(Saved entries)
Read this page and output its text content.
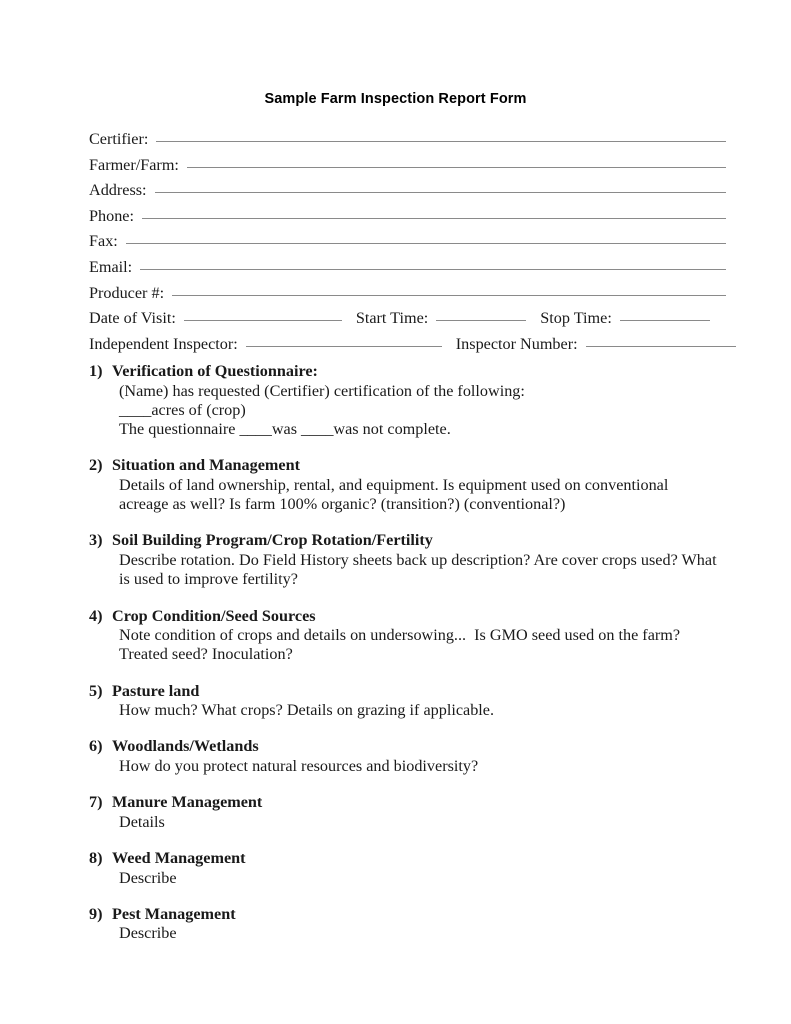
Sample Farm Inspection Report Form
Certifier:
Farmer/Farm:
Address:
Phone:
Fax:
Email:
Producer #:
Date of Visit:	Start Time:	Stop Time:
Independent Inspector:	Inspector Number:
1) Verification of Questionnaire:
(Name) has requested (Certifier) certification of the following:
____acres of (crop)
The questionnaire ____was ____was not complete.
2) Situation and Management
Details of land ownership, rental, and equipment. Is equipment used on conventional acreage as well? Is farm 100% organic? (transition?) (conventional?)
3) Soil Building Program/Crop Rotation/Fertility
Describe rotation. Do Field History sheets back up description? Are cover crops used? What is used to improve fertility?
4) Crop Condition/Seed Sources
Note condition of crops and details on undersowing...  Is GMO seed used on the farm? Treated seed? Inoculation?
5) Pasture land
How much? What crops? Details on grazing if applicable.
6) Woodlands/Wetlands
How do you protect natural resources and biodiversity?
7) Manure Management
Details
8) Weed Management
Describe
9) Pest Management
Describe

* _Problem description_:
Every entry must be transcribed exactly. Pictures do not belong in the copy.

* _Exercise result_:
Read this page and output its text content.
Sample Farm Inspection Report Form
Certifier:
Farmer/Farm:
Address:
Phone:
Fax:
Email:
Producer #:
Date of Visit:	Start Time:	Stop Time:
Independent Inspector:	Inspector Number:
1) Verification of Questionnaire:
(Name) has requested (Certifier) certification of the following:
____acres of (crop)
The questionnaire ____was ____was not complete.
2) Situation and Management
Details of land ownership, rental, and equipment. Is equipment used on conventional acreage as well? Is farm 100% organic? (transition?) (conventional?)
3) Soil Building Program/Crop Rotation/Fertility
Describe rotation. Do Field History sheets back up description? Are cover crops used? What is used to improve fertility?
4) Crop Condition/Seed Sources
Note condition of crops and details on undersowing...  Is GMO seed used on the farm? Treated seed? Inoculation?
5) Pasture land
How much? What crops? Details on grazing if applicable.
6) Woodlands/Wetlands
How do you protect natural resources and biodiversity?
7) Manure Management
Details
8) Weed Management
Describe
9) Pest Management
Describe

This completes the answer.